Nothing may be dropped or altered: reproduce all the data.

-- START OF Dataset content --

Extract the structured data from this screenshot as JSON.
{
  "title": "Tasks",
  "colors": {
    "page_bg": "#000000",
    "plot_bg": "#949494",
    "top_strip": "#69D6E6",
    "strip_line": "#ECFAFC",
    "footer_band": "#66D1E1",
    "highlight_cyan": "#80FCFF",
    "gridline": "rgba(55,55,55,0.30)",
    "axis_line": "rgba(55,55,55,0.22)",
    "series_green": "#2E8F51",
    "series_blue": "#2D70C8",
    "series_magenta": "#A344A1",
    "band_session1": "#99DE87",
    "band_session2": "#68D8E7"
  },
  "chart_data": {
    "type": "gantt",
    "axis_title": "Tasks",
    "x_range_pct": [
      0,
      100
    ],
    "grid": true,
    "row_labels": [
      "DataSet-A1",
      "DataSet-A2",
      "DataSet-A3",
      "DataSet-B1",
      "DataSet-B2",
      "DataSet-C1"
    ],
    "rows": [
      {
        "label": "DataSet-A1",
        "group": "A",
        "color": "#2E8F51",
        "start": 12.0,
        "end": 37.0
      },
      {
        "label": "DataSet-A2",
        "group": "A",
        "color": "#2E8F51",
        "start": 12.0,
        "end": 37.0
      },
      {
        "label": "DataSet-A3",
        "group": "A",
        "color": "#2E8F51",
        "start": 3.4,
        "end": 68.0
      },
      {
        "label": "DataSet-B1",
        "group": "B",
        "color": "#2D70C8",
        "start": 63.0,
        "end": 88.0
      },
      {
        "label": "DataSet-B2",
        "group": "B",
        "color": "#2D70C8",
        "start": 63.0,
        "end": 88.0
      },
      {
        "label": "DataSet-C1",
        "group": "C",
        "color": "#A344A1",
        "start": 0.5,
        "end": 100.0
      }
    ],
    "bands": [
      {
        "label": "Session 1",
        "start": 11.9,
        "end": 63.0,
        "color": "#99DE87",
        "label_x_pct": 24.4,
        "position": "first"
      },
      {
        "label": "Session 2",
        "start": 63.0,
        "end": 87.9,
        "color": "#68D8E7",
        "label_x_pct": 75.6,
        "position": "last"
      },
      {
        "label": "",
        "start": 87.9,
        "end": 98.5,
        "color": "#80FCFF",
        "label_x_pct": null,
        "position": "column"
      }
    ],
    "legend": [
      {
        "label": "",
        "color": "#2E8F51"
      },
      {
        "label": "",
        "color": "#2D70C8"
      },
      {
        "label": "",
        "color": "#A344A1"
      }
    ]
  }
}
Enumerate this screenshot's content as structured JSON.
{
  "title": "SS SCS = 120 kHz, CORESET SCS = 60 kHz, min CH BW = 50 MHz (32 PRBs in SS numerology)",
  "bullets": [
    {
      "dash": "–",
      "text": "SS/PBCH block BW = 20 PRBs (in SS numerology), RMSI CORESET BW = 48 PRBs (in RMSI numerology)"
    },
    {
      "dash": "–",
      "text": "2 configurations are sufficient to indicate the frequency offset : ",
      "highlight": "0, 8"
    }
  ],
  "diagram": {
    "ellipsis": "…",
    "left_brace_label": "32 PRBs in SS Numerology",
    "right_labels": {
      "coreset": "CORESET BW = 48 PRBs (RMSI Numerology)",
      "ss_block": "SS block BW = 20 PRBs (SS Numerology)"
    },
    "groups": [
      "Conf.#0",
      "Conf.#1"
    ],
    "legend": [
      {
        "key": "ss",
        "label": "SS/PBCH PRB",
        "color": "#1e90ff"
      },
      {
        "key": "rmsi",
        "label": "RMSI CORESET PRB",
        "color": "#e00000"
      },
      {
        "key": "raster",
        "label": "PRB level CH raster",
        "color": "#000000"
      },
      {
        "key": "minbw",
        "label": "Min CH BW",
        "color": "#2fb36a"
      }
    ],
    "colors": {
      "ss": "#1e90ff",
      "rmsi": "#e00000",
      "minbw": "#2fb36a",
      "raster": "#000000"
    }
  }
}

-- END OF Dataset content --

--- Response to this exercise ---
Extract the structured data from this screenshot as JSON.
{
  "title": "Tasks",
  "colors": {
    "page_bg": "#000000",
    "plot_bg": "#949494",
    "top_strip": "#69D6E6",
    "strip_line": "#ECFAFC",
    "footer_band": "#66D1E1",
    "highlight_cyan": "#80FCFF",
    "gridline": "rgba(55,55,55,0.30)",
    "axis_line": "rgba(55,55,55,0.22)",
    "series_green": "#2E8F51",
    "series_blue": "#2D70C8",
    "series_magenta": "#A344A1",
    "band_session1": "#99DE87",
    "band_session2": "#68D8E7"
  },
  "chart_data": {
    "type": "gantt",
    "axis_title": "Tasks",
    "x_range_pct": [
      0,
      100
    ],
    "grid": true,
    "row_labels": [
      "DataSet-A1",
      "DataSet-A2",
      "DataSet-A3",
      "DataSet-B1",
      "DataSet-B2",
      "DataSet-C1"
    ],
    "rows": [
      {
        "label": "DataSet-A1",
        "group": "A",
        "color": "#2E8F51",
        "start": 12.0,
        "end": 37.0
      },
      {
        "label": "DataSet-A2",
        "group": "A",
        "color": "#2E8F51",
        "start": 12.0,
        "end": 37.0
      },
      {
        "label": "DataSet-A3",
        "group": "A",
        "color": "#2E8F51",
        "start": 3.4,
        "end": 68.0
      },
      {
        "label": "DataSet-B1",
        "group": "B",
        "color": "#2D70C8",
        "start": 63.0,
        "end": 88.0
      },
      {
        "label": "DataSet-B2",
        "group": "B",
        "color": "#2D70C8",
        "start": 63.0,
        "end": 88.0
      },
      {
        "label": "DataSet-C1",
        "group": "C",
        "color": "#A344A1",
        "start": 0.5,
        "end": 100.0
      }
    ],
    "bands": [
      {
        "label": "Session 1",
        "start": 11.9,
        "end": 63.0,
        "color": "#99DE87",
        "label_x_pct": 24.4,
        "position": "first"
      },
      {
        "label": "Session 2",
        "start": 63.0,
        "end": 87.9,
        "color": "#68D8E7",
        "label_x_pct": 75.6,
        "position": "last"
      },
      {
        "label": "",
        "start": 87.9,
        "end": 98.5,
        "color": "#80FCFF",
        "label_x_pct": null,
        "position": "column"
      }
    ],
    "legend": [
      {
        "label": "",
        "color": "#2E8F51"
      },
      {
        "label": "",
        "color": "#2D70C8"
      },
      {
        "label": "",
        "color": "#A344A1"
      }
    ]
  }
}
Enumerate this screenshot's content as structured JSON.
{
  "title": "SS SCS = 120 kHz, CORESET SCS = 60 kHz, min CH BW = 50 MHz (32 PRBs in SS numerology)",
  "bullets": [
    {
      "dash": "–",
      "text": "SS/PBCH block BW = 20 PRBs (in SS numerology), RMSI CORESET BW = 48 PRBs (in RMSI numerology)"
    },
    {
      "dash": "–",
      "text": "2 configurations are sufficient to indicate the frequency offset : ",
      "highlight": "0, 8"
    }
  ],
  "diagram": {
    "ellipsis": "…",
    "left_brace_label": "32 PRBs in SS Numerology",
    "right_labels": {
      "coreset": "CORESET BW = 48 PRBs (RMSI Numerology)",
      "ss_block": "SS block BW = 20 PRBs (SS Numerology)"
    },
    "groups": [
      "Conf.#0",
      "Conf.#1"
    ],
    "legend": [
      {
        "key": "ss",
        "label": "SS/PBCH PRB",
        "color": "#1e90ff"
      },
      {
        "key": "rmsi",
        "label": "RMSI CORESET PRB",
        "color": "#e00000"
      },
      {
        "key": "raster",
        "label": "PRB level CH raster",
        "color": "#000000"
      },
      {
        "key": "minbw",
        "label": "Min CH BW",
        "color": "#2fb36a"
      }
    ],
    "colors": {
      "ss": "#1e90ff",
      "rmsi": "#e00000",
      "minbw": "#2fb36a",
      "raster": "#000000"
    }
  }
}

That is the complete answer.